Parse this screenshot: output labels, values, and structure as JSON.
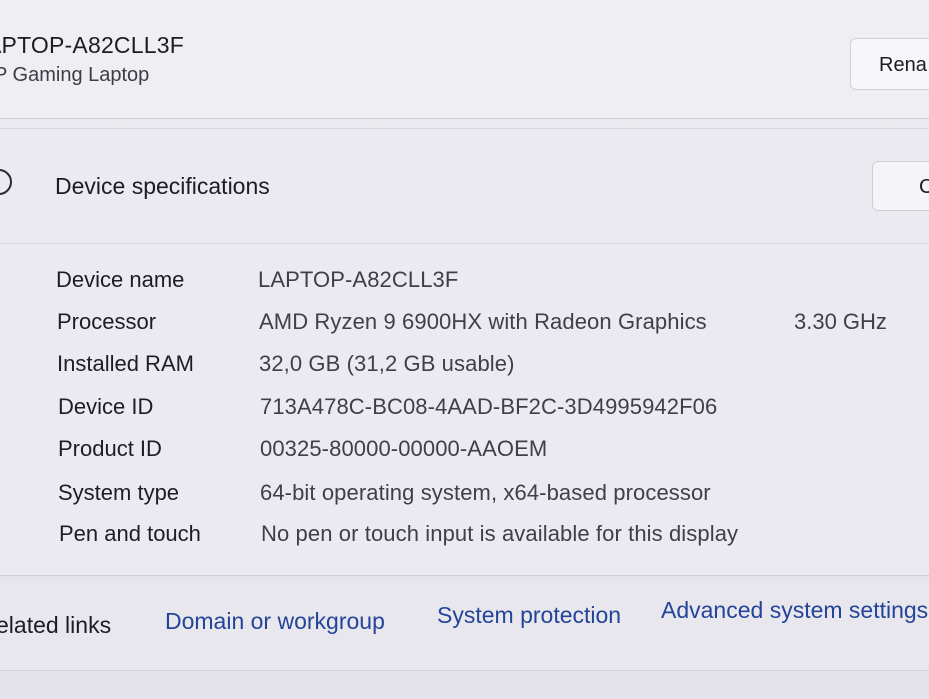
{
  "header": {
    "device_title": "APTOP-A82CLL3F",
    "device_model": "P Gaming Laptop",
    "rename_label": "Rena"
  },
  "spec_section": {
    "title": "Device specifications",
    "copy_label": "C",
    "icon": "info-icon",
    "rows": [
      {
        "label": "Device name",
        "value": "LAPTOP-A82CLL3F",
        "extra": ""
      },
      {
        "label": "Processor",
        "value": "AMD Ryzen 9 6900HX with Radeon Graphics",
        "extra": "3.30 GHz"
      },
      {
        "label": "Installed RAM",
        "value": "32,0 GB (31,2 GB usable)",
        "extra": ""
      },
      {
        "label": "Device ID",
        "value": "713A478C-BC08-4AAD-BF2C-3D4995942F06",
        "extra": ""
      },
      {
        "label": "Product ID",
        "value": "00325-80000-00000-AAOEM",
        "extra": ""
      },
      {
        "label": "System type",
        "value": "64-bit operating system, x64-based processor",
        "extra": ""
      },
      {
        "label": "Pen and touch",
        "value": "No pen or touch input is available for this display",
        "extra": ""
      }
    ]
  },
  "related": {
    "label": "elated links",
    "links": [
      {
        "label": "Domain or workgroup"
      },
      {
        "label": "System protection"
      },
      {
        "label": "Advanced system settings"
      }
    ]
  },
  "colors": {
    "link": "#24449a",
    "background": "#e9e8ee"
  }
}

....

TASK REQUIREMENTS - Going through the data, tally the lines containing "touch" and report only the result.

EXERCISE SOLUTION - 2